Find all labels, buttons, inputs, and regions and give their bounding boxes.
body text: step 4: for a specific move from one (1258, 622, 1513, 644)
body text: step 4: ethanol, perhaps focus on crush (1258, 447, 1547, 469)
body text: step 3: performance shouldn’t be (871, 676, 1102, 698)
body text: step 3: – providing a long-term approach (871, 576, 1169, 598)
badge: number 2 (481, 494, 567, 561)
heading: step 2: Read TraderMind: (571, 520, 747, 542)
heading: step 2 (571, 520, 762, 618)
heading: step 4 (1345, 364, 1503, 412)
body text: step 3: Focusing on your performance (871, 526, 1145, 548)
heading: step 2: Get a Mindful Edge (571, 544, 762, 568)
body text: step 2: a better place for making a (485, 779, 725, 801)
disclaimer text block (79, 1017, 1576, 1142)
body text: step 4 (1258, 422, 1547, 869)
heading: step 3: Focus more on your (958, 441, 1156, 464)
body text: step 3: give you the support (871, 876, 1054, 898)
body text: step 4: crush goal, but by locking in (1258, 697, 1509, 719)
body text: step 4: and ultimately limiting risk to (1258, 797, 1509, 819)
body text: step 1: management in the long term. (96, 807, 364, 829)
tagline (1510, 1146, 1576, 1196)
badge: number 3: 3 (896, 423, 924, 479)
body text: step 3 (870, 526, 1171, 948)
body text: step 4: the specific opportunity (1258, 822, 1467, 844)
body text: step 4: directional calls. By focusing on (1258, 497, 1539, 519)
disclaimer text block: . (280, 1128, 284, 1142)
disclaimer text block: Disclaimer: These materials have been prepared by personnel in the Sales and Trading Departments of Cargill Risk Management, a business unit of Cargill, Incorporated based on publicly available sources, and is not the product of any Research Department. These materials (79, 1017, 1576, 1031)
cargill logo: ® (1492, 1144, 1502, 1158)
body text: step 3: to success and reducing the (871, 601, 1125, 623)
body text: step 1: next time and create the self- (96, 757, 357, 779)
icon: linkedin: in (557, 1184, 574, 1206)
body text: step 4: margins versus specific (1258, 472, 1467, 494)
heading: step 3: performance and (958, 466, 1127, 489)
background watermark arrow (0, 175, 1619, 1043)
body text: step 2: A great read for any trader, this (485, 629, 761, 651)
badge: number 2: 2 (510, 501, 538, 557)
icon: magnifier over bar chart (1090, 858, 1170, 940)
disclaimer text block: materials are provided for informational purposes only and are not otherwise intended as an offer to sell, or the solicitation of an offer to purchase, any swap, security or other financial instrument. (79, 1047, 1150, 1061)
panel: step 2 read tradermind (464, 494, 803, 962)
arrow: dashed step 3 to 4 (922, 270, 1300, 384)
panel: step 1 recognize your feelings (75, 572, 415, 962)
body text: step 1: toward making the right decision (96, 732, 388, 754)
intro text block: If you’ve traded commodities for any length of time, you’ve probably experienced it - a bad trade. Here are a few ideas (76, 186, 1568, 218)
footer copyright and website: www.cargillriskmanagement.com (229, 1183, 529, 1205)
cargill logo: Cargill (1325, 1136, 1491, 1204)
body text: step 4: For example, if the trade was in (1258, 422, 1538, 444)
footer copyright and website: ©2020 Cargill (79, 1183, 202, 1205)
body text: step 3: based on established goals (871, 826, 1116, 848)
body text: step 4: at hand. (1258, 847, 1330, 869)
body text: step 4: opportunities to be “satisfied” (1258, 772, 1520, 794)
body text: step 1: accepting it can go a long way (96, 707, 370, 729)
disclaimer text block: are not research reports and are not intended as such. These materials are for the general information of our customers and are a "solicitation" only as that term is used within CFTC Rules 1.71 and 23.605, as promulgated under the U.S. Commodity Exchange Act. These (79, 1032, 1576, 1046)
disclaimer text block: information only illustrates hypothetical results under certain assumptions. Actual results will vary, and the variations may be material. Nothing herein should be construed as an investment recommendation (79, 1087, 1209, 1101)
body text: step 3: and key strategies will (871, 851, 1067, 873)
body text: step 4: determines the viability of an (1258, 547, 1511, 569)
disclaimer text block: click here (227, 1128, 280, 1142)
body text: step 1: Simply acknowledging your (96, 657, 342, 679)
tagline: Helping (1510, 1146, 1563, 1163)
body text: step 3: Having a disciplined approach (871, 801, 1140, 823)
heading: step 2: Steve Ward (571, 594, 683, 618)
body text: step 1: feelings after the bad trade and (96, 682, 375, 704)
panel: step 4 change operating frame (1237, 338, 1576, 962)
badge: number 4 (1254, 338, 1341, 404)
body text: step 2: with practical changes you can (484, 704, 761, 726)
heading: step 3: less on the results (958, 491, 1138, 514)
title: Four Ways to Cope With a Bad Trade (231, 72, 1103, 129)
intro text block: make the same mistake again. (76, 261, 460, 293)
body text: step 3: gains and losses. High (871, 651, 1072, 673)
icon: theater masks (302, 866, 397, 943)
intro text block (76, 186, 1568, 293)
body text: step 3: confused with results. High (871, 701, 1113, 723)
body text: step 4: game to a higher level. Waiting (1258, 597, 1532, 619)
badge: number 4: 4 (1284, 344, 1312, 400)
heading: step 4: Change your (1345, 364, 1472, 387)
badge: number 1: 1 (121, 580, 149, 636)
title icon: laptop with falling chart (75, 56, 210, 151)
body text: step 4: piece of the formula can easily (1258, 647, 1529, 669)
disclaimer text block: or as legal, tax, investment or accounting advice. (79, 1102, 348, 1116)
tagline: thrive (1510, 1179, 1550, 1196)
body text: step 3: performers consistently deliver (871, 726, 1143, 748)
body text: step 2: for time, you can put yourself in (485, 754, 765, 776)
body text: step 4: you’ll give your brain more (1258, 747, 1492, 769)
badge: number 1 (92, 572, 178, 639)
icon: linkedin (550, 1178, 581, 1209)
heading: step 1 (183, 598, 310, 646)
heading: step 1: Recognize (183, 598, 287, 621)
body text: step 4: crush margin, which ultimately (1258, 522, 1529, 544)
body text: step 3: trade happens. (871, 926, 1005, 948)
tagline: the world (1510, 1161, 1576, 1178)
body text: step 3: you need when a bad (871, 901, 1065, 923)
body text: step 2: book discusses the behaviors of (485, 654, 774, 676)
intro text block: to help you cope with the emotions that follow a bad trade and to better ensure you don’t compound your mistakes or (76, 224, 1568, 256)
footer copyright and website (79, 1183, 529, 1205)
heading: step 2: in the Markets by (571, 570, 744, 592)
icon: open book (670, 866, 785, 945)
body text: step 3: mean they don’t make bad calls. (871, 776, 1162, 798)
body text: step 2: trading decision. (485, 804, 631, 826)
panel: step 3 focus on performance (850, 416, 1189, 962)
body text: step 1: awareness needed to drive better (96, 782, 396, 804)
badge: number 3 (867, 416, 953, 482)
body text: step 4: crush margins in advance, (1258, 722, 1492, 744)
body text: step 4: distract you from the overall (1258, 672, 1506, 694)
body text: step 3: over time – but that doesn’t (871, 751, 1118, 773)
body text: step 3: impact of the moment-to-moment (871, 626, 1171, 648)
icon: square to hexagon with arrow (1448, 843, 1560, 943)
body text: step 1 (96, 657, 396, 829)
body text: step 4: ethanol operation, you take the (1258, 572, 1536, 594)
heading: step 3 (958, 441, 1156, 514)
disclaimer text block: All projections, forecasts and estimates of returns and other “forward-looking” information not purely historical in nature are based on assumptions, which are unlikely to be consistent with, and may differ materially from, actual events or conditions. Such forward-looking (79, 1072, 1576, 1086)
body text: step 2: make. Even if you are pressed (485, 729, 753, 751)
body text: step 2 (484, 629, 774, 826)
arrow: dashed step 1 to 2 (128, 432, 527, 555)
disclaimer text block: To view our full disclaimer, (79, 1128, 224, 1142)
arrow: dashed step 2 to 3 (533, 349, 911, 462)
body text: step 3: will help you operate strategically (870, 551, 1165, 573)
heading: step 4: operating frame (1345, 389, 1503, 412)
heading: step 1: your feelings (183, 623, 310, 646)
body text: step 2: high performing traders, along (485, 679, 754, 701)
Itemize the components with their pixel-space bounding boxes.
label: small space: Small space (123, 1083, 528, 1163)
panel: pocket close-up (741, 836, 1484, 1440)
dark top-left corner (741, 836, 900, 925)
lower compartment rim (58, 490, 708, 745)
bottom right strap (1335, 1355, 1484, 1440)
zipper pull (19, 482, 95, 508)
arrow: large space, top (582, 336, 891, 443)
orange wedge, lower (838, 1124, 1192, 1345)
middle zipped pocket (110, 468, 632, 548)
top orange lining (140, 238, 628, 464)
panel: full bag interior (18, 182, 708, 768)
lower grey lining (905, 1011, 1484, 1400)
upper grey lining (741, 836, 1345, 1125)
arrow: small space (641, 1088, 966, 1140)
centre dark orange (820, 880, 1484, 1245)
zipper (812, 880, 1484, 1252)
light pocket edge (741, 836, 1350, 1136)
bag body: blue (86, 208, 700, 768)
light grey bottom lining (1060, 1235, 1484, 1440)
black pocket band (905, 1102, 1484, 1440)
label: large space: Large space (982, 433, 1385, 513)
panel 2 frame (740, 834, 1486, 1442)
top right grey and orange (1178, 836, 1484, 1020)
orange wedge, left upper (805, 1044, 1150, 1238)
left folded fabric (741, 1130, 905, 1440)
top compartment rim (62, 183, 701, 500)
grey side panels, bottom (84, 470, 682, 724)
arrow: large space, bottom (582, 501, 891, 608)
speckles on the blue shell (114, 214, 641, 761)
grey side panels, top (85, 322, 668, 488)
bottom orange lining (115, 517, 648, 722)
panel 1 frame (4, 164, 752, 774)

________

What you should do:
Reproduce, with no changes, the stretch of items above from the very first line through the line that contains "background watermark arrow", both ends included.

Correct result:
Find all labels, buttons, inputs, and regions and give their bounding boxes.
body text: step 4: for a specific move from one (1258, 622, 1513, 644)
body text: step 4: ethanol, perhaps focus on crush (1258, 447, 1547, 469)
body text: step 3: performance shouldn’t be (871, 676, 1102, 698)
body text: step 3: – providing a long-term approach (871, 576, 1169, 598)
badge: number 2 (481, 494, 567, 561)
heading: step 2: Read TraderMind: (571, 520, 747, 542)
heading: step 2 (571, 520, 762, 618)
heading: step 4 (1345, 364, 1503, 412)
body text: step 3: Focusing on your performance (871, 526, 1145, 548)
heading: step 2: Get a Mindful Edge (571, 544, 762, 568)
body text: step 2: a better place for making a (485, 779, 725, 801)
disclaimer text block (79, 1017, 1576, 1142)
body text: step 4 (1258, 422, 1547, 869)
heading: step 3: Focus more on your (958, 441, 1156, 464)
body text: step 3: give you the support (871, 876, 1054, 898)
body text: step 4: crush goal, but by locking in (1258, 697, 1509, 719)
body text: step 4: and ultimately limiting risk to (1258, 797, 1509, 819)
body text: step 1: management in the long term. (96, 807, 364, 829)
tagline (1510, 1146, 1576, 1196)
badge: number 3: 3 (896, 423, 924, 479)
body text: step 3 (870, 526, 1171, 948)
body text: step 4: the specific opportunity (1258, 822, 1467, 844)
body text: step 4: directional calls. By focusing on (1258, 497, 1539, 519)
disclaimer text block: . (280, 1128, 284, 1142)
disclaimer text block: Disclaimer: These materials have been prepared by personnel in the Sales and Trading Departments of Cargill Risk Management, a business unit of Cargill, Incorporated based on publicly available sources, and is not the product of any Research Department. These materials (79, 1017, 1576, 1031)
cargill logo: ® (1492, 1144, 1502, 1158)
body text: step 3: to success and reducing the (871, 601, 1125, 623)
body text: step 1: next time and create the self- (96, 757, 357, 779)
icon: linkedin: in (557, 1184, 574, 1206)
body text: step 4: margins versus specific (1258, 472, 1467, 494)
heading: step 3: performance and (958, 466, 1127, 489)
background watermark arrow (0, 175, 1619, 1043)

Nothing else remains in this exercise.